:: The request ::
For the data that follows, report how many lines contain the word "into", and nothing else.

(Collected data entries)
___
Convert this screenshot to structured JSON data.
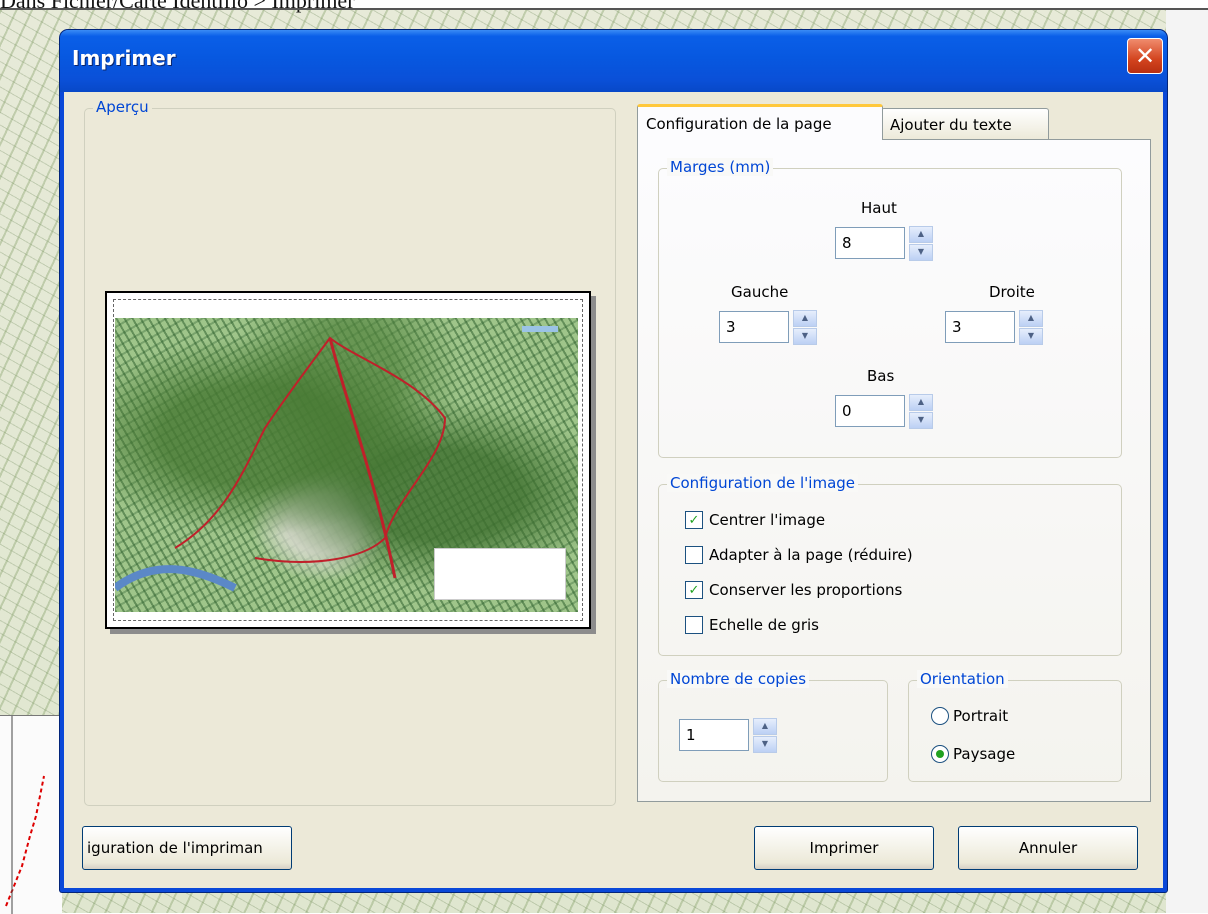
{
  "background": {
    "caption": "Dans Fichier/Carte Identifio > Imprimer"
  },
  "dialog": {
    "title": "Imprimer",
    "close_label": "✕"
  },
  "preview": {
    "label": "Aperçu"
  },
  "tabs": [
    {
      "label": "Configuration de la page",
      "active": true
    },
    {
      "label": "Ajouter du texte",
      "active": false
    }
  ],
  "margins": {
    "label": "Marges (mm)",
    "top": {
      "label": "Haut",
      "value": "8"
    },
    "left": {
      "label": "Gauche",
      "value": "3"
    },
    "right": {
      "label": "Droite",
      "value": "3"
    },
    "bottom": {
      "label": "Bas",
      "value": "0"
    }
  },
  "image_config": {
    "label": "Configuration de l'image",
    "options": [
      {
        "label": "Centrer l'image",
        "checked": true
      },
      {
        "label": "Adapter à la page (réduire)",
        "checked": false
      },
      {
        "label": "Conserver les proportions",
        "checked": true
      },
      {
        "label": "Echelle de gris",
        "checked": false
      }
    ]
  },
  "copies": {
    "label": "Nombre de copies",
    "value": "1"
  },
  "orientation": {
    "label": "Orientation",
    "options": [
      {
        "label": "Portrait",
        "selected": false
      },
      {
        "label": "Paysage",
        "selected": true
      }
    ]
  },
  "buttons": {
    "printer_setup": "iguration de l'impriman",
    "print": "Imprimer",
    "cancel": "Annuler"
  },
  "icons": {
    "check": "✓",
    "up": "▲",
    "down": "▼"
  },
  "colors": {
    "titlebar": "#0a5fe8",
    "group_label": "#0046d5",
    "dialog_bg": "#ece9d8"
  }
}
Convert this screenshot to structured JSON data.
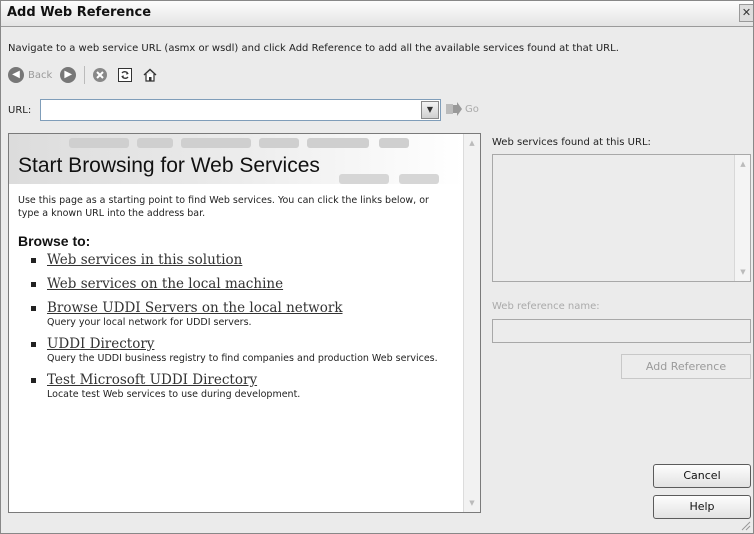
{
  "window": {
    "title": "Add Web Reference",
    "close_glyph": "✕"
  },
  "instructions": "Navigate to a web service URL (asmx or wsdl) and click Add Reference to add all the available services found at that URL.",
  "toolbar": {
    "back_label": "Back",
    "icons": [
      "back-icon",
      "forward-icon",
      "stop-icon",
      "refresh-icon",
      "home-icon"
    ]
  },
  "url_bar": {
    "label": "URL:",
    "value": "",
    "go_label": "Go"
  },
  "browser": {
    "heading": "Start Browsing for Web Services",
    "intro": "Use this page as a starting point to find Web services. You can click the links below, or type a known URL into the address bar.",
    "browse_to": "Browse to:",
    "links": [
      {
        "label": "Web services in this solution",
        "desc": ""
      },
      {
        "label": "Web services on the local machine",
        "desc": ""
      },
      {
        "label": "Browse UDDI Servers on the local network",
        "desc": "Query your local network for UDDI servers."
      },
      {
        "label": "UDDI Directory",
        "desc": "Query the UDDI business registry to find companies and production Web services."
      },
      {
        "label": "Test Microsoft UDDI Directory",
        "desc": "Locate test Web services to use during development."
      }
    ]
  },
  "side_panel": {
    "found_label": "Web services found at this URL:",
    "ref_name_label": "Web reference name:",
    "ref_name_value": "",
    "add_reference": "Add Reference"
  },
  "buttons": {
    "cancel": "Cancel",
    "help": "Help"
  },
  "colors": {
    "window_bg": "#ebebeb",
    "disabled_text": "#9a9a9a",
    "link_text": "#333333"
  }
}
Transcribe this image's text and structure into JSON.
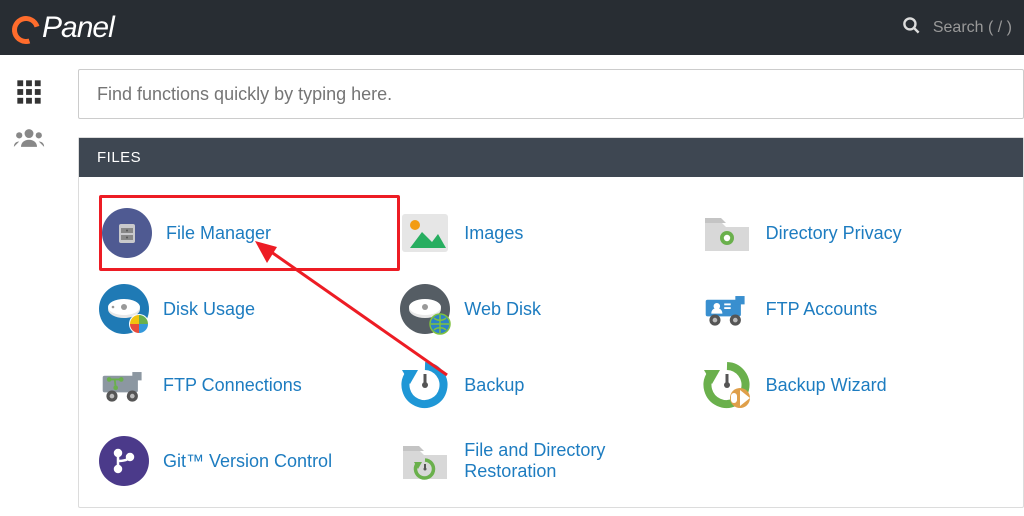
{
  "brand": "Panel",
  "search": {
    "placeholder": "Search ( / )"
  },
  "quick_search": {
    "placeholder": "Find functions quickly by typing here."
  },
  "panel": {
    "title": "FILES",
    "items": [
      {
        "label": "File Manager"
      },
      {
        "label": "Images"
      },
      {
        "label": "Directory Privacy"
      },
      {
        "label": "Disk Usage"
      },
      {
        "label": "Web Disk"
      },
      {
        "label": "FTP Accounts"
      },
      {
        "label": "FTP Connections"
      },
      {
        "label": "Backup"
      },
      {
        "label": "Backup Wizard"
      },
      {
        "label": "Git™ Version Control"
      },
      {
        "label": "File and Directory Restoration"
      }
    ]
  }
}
___
:: Result of this task ::
2